[Task brief]:
Below is a set of records. Repeat all of them exactly.

[Exercise data]:
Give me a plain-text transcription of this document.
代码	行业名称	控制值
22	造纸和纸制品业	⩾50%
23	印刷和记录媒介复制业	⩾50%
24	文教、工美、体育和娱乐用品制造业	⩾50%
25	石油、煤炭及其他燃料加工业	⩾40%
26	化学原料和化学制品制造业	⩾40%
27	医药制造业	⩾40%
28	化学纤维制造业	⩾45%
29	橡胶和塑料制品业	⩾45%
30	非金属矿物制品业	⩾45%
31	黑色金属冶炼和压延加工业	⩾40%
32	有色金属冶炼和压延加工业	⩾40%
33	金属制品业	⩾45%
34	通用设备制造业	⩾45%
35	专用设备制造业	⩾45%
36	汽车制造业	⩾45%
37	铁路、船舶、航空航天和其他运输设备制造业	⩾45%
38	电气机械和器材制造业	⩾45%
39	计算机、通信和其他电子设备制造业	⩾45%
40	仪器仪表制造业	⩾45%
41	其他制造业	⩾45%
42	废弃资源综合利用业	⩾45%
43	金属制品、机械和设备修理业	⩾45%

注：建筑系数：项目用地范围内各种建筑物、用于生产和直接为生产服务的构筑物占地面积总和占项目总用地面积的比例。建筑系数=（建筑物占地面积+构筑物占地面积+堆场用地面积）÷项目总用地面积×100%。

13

[Solution to the problem]:
Give me a plain-text transcription of this document.
代码	行业名称	控制值
22	造纸和纸制品业	⩾50%
23	印刷和记录媒介复制业	⩾50%
24	文教、工美、体育和娱乐用品制造业	⩾50%
25	石油、煤炭及其他燃料加工业	⩾40%
26	化学原料和化学制品制造业	⩾40%
27	医药制造业	⩾40%
28	化学纤维制造业	⩾45%
29	橡胶和塑料制品业	⩾45%
30	非金属矿物制品业	⩾45%
31	黑色金属冶炼和压延加工业	⩾40%
32	有色金属冶炼和压延加工业	⩾40%
33	金属制品业	⩾45%
34	通用设备制造业	⩾45%
35	专用设备制造业	⩾45%
36	汽车制造业	⩾45%
37	铁路、船舶、航空航天和其他运输设备制造业	⩾45%
38	电气机械和器材制造业	⩾45%
39	计算机、通信和其他电子设备制造业	⩾45%
40	仪器仪表制造业	⩾45%
41	其他制造业	⩾45%
42	废弃资源综合利用业	⩾45%
43	金属制品、机械和设备修理业	⩾45%

注：建筑系数：项目用地范围内各种建筑物、用于生产和直接为生产服务的构筑物占地面积总和占项目总用地面积的比例。建筑系数=（建筑物占地面积+构筑物占地面积+堆场用地面积）÷项目总用地面积×100%。

13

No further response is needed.